▽

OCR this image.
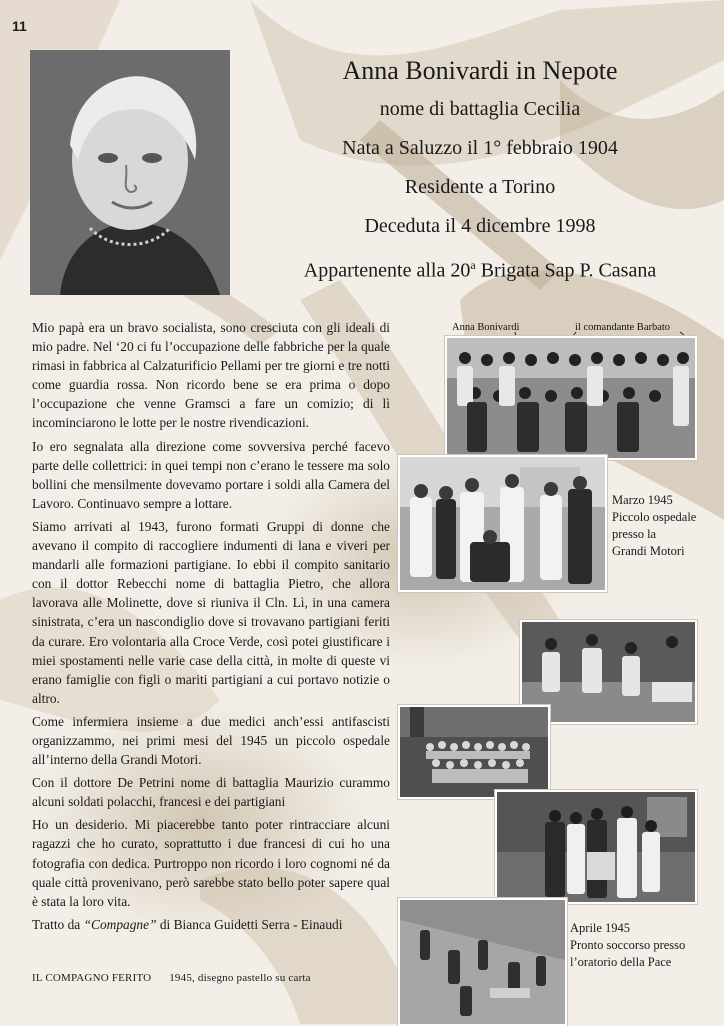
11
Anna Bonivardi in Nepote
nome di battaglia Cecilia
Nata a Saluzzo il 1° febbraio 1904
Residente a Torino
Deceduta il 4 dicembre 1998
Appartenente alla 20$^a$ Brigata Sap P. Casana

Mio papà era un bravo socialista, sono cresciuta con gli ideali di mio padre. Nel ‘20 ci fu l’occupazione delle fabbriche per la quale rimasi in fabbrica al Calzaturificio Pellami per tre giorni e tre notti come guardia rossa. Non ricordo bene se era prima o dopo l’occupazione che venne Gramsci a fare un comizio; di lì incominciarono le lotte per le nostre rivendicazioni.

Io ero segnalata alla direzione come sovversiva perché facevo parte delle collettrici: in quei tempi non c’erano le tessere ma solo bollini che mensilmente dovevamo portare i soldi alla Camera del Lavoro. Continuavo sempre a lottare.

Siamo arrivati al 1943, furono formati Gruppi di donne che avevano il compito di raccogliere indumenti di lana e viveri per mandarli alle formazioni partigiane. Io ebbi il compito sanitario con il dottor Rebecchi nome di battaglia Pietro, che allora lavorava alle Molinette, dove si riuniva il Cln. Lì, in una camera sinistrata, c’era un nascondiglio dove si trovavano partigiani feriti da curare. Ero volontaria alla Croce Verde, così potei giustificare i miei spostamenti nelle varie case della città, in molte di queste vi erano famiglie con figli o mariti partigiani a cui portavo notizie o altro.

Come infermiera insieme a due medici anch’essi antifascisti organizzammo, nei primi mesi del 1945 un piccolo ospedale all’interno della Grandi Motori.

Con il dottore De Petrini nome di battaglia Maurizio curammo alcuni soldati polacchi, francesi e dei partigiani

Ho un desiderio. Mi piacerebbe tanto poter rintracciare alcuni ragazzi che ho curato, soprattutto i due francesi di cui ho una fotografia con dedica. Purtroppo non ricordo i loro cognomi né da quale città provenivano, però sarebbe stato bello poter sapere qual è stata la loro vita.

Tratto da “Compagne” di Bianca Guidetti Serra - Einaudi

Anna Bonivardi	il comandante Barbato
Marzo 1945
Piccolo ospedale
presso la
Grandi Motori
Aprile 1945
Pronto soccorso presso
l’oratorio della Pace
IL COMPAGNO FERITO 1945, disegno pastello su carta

△
▽

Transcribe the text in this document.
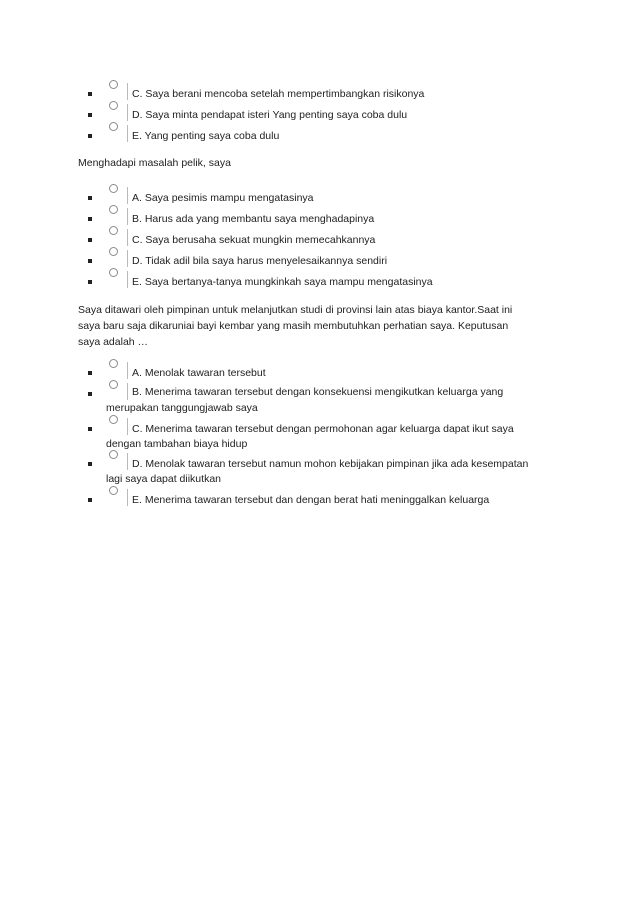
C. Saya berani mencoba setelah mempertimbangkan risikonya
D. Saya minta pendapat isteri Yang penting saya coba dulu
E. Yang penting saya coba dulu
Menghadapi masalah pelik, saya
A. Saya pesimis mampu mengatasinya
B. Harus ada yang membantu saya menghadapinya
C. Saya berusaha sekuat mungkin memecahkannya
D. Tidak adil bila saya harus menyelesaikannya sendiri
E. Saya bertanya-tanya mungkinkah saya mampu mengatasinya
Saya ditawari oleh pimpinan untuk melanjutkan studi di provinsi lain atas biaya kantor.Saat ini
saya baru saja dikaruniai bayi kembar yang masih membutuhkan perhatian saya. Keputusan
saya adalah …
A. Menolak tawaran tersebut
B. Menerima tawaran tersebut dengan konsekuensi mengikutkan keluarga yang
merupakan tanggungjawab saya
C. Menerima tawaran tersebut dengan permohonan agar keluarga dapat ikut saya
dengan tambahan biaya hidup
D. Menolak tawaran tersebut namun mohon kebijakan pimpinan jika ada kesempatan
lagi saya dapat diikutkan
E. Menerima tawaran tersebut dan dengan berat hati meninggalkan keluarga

△

- PROBLEM: Select all lines in the listing that include the word "Motori".

- OUTPUT OF THE TASK:
Come infermiera insieme a due medici anch’essi antifascisti organizzammo, nei primi mesi del 1945 un piccolo ospedale all’interno della Grandi Motori.
Grandi Motori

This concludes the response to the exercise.